[Provided data start]

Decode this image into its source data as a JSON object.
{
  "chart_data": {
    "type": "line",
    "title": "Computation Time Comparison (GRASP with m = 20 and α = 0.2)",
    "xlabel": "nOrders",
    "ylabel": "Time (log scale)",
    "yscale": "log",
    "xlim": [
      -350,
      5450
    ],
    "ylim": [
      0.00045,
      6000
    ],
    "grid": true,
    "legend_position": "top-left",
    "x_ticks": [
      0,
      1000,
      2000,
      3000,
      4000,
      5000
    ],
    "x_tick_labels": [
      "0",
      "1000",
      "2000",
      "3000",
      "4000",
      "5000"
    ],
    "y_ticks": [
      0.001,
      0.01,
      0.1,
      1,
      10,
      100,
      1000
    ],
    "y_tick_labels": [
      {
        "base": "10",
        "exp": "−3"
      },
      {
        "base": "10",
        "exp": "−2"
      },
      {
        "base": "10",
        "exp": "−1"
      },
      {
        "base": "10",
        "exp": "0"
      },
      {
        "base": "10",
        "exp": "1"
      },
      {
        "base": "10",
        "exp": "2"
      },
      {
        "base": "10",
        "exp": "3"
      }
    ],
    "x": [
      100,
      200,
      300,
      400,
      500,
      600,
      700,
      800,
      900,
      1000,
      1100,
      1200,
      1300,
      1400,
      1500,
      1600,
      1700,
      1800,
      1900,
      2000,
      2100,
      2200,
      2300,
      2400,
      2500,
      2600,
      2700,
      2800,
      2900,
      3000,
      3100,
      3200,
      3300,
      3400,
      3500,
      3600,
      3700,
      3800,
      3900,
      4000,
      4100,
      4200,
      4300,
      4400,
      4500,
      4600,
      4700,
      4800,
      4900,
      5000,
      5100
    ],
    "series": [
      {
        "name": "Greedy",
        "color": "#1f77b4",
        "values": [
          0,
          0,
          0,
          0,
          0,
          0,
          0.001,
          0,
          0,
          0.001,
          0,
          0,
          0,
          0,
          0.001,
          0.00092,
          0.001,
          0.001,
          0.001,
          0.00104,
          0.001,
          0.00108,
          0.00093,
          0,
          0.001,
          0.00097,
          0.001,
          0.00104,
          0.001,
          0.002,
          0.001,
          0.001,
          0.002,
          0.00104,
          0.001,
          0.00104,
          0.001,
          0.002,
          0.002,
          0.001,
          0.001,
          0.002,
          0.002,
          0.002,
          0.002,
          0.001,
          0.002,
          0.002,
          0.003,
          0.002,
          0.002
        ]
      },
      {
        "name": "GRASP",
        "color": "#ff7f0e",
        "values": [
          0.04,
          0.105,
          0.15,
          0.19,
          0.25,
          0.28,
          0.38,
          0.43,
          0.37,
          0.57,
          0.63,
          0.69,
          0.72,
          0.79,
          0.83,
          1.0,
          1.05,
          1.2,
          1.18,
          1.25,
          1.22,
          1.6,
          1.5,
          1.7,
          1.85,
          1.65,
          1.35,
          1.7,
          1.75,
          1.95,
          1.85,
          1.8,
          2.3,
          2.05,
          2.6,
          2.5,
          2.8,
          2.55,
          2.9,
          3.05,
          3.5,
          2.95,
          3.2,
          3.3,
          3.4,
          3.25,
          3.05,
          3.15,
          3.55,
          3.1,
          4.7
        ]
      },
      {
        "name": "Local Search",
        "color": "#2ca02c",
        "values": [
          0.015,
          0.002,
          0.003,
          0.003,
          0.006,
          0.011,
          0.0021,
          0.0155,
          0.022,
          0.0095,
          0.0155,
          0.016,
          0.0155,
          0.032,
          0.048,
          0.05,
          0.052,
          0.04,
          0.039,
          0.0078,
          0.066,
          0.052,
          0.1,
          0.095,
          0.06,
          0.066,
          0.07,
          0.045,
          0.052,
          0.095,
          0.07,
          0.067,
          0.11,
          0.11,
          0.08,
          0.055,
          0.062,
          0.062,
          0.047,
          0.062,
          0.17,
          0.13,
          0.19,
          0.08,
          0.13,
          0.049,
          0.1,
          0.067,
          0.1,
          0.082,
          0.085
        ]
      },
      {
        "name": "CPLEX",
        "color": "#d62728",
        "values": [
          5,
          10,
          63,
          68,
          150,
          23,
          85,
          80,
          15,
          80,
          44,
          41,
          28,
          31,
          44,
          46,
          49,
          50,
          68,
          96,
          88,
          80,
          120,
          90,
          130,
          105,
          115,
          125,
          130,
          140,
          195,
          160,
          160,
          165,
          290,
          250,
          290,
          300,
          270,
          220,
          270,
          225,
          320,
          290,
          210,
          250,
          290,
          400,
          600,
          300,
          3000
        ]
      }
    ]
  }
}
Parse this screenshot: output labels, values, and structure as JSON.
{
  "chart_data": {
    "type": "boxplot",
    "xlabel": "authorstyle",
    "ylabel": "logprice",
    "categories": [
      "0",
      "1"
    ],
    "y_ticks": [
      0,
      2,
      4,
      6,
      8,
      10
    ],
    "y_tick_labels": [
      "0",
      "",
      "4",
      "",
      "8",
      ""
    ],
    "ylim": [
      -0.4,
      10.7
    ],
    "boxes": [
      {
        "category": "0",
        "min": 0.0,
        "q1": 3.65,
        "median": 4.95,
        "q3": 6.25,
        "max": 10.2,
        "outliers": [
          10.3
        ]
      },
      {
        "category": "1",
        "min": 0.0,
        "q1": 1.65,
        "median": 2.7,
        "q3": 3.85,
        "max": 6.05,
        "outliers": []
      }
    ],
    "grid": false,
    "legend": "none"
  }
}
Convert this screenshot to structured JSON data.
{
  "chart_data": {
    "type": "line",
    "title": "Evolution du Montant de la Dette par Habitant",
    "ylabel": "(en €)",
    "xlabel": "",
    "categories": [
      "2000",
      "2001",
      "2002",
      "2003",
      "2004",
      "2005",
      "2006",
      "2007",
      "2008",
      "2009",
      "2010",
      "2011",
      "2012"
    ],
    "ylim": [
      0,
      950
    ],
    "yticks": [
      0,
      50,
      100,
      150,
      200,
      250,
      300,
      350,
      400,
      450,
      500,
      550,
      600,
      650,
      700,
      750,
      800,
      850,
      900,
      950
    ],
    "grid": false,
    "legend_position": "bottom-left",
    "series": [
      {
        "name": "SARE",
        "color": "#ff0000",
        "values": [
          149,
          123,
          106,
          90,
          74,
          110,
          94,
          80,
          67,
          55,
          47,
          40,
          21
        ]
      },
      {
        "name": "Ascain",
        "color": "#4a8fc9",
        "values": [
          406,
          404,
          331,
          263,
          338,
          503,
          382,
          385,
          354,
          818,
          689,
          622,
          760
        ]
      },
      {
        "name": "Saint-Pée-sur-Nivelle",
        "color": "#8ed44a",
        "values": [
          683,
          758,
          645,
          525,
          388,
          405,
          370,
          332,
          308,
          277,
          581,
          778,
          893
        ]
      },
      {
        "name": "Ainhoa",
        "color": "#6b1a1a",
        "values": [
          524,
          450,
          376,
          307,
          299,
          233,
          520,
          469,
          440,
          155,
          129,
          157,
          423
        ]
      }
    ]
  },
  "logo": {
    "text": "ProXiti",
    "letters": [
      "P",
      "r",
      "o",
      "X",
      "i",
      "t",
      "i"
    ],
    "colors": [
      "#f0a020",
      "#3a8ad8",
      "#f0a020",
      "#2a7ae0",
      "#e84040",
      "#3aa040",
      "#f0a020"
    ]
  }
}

[Provided data end]

- Task details:
Print out every record again, exactly and in full.

- Response:
Decode this image into its source data as a JSON object.
{
  "chart_data": {
    "type": "line",
    "title": "Computation Time Comparison (GRASP with m = 20 and α = 0.2)",
    "xlabel": "nOrders",
    "ylabel": "Time (log scale)",
    "yscale": "log",
    "xlim": [
      -350,
      5450
    ],
    "ylim": [
      0.00045,
      6000
    ],
    "grid": true,
    "legend_position": "top-left",
    "x_ticks": [
      0,
      1000,
      2000,
      3000,
      4000,
      5000
    ],
    "x_tick_labels": [
      "0",
      "1000",
      "2000",
      "3000",
      "4000",
      "5000"
    ],
    "y_ticks": [
      0.001,
      0.01,
      0.1,
      1,
      10,
      100,
      1000
    ],
    "y_tick_labels": [
      {
        "base": "10",
        "exp": "−3"
      },
      {
        "base": "10",
        "exp": "−2"
      },
      {
        "base": "10",
        "exp": "−1"
      },
      {
        "base": "10",
        "exp": "0"
      },
      {
        "base": "10",
        "exp": "1"
      },
      {
        "base": "10",
        "exp": "2"
      },
      {
        "base": "10",
        "exp": "3"
      }
    ],
    "x": [
      100,
      200,
      300,
      400,
      500,
      600,
      700,
      800,
      900,
      1000,
      1100,
      1200,
      1300,
      1400,
      1500,
      1600,
      1700,
      1800,
      1900,
      2000,
      2100,
      2200,
      2300,
      2400,
      2500,
      2600,
      2700,
      2800,
      2900,
      3000,
      3100,
      3200,
      3300,
      3400,
      3500,
      3600,
      3700,
      3800,
      3900,
      4000,
      4100,
      4200,
      4300,
      4400,
      4500,
      4600,
      4700,
      4800,
      4900,
      5000,
      5100
    ],
    "series": [
      {
        "name": "Greedy",
        "color": "#1f77b4",
        "values": [
          0,
          0,
          0,
          0,
          0,
          0,
          0.001,
          0,
          0,
          0.001,
          0,
          0,
          0,
          0,
          0.001,
          0.00092,
          0.001,
          0.001,
          0.001,
          0.00104,
          0.001,
          0.00108,
          0.00093,
          0,
          0.001,
          0.00097,
          0.001,
          0.00104,
          0.001,
          0.002,
          0.001,
          0.001,
          0.002,
          0.00104,
          0.001,
          0.00104,
          0.001,
          0.002,
          0.002,
          0.001,
          0.001,
          0.002,
          0.002,
          0.002,
          0.002,
          0.001,
          0.002,
          0.002,
          0.003,
          0.002,
          0.002
        ]
      },
      {
        "name": "GRASP",
        "color": "#ff7f0e",
        "values": [
          0.04,
          0.105,
          0.15,
          0.19,
          0.25,
          0.28,
          0.38,
          0.43,
          0.37,
          0.57,
          0.63,
          0.69,
          0.72,
          0.79,
          0.83,
          1.0,
          1.05,
          1.2,
          1.18,
          1.25,
          1.22,
          1.6,
          1.5,
          1.7,
          1.85,
          1.65,
          1.35,
          1.7,
          1.75,
          1.95,
          1.85,
          1.8,
          2.3,
          2.05,
          2.6,
          2.5,
          2.8,
          2.55,
          2.9,
          3.05,
          3.5,
          2.95,
          3.2,
          3.3,
          3.4,
          3.25,
          3.05,
          3.15,
          3.55,
          3.1,
          4.7
        ]
      },
      {
        "name": "Local Search",
        "color": "#2ca02c",
        "values": [
          0.015,
          0.002,
          0.003,
          0.003,
          0.006,
          0.011,
          0.0021,
          0.0155,
          0.022,
          0.0095,
          0.0155,
          0.016,
          0.0155,
          0.032,
          0.048,
          0.05,
          0.052,
          0.04,
          0.039,
          0.0078,
          0.066,
          0.052,
          0.1,
          0.095,
          0.06,
          0.066,
          0.07,
          0.045,
          0.052,
          0.095,
          0.07,
          0.067,
          0.11,
          0.11,
          0.08,
          0.055,
          0.062,
          0.062,
          0.047,
          0.062,
          0.17,
          0.13,
          0.19,
          0.08,
          0.13,
          0.049,
          0.1,
          0.067,
          0.1,
          0.082,
          0.085
        ]
      },
      {
        "name": "CPLEX",
        "color": "#d62728",
        "values": [
          5,
          10,
          63,
          68,
          150,
          23,
          85,
          80,
          15,
          80,
          44,
          41,
          28,
          31,
          44,
          46,
          49,
          50,
          68,
          96,
          88,
          80,
          120,
          90,
          130,
          105,
          115,
          125,
          130,
          140,
          195,
          160,
          160,
          165,
          290,
          250,
          290,
          300,
          270,
          220,
          270,
          225,
          320,
          290,
          210,
          250,
          290,
          400,
          600,
          300,
          3000
        ]
      }
    ]
  }
}
Parse this screenshot: output labels, values, and structure as JSON.
{
  "chart_data": {
    "type": "boxplot",
    "xlabel": "authorstyle",
    "ylabel": "logprice",
    "categories": [
      "0",
      "1"
    ],
    "y_ticks": [
      0,
      2,
      4,
      6,
      8,
      10
    ],
    "y_tick_labels": [
      "0",
      "",
      "4",
      "",
      "8",
      ""
    ],
    "ylim": [
      -0.4,
      10.7
    ],
    "boxes": [
      {
        "category": "0",
        "min": 0.0,
        "q1": 3.65,
        "median": 4.95,
        "q3": 6.25,
        "max": 10.2,
        "outliers": [
          10.3
        ]
      },
      {
        "category": "1",
        "min": 0.0,
        "q1": 1.65,
        "median": 2.7,
        "q3": 3.85,
        "max": 6.05,
        "outliers": []
      }
    ],
    "grid": false,
    "legend": "none"
  }
}
Convert this screenshot to structured JSON data.
{
  "chart_data": {
    "type": "line",
    "title": "Evolution du Montant de la Dette par Habitant",
    "ylabel": "(en €)",
    "xlabel": "",
    "categories": [
      "2000",
      "2001",
      "2002",
      "2003",
      "2004",
      "2005",
      "2006",
      "2007",
      "2008",
      "2009",
      "2010",
      "2011",
      "2012"
    ],
    "ylim": [
      0,
      950
    ],
    "yticks": [
      0,
      50,
      100,
      150,
      200,
      250,
      300,
      350,
      400,
      450,
      500,
      550,
      600,
      650,
      700,
      750,
      800,
      850,
      900,
      950
    ],
    "grid": false,
    "legend_position": "bottom-left",
    "series": [
      {
        "name": "SARE",
        "color": "#ff0000",
        "values": [
          149,
          123,
          106,
          90,
          74,
          110,
          94,
          80,
          67,
          55,
          47,
          40,
          21
        ]
      },
      {
        "name": "Ascain",
        "color": "#4a8fc9",
        "values": [
          406,
          404,
          331,
          263,
          338,
          503,
          382,
          385,
          354,
          818,
          689,
          622,
          760
        ]
      },
      {
        "name": "Saint-Pée-sur-Nivelle",
        "color": "#8ed44a",
        "values": [
          683,
          758,
          645,
          525,
          388,
          405,
          370,
          332,
          308,
          277,
          581,
          778,
          893
        ]
      },
      {
        "name": "Ainhoa",
        "color": "#6b1a1a",
        "values": [
          524,
          450,
          376,
          307,
          299,
          233,
          520,
          469,
          440,
          155,
          129,
          157,
          423
        ]
      }
    ]
  },
  "logo": {
    "text": "ProXiti",
    "letters": [
      "P",
      "r",
      "o",
      "X",
      "i",
      "t",
      "i"
    ],
    "colors": [
      "#f0a020",
      "#3a8ad8",
      "#f0a020",
      "#2a7ae0",
      "#e84040",
      "#3aa040",
      "#f0a020"
    ]
  }
}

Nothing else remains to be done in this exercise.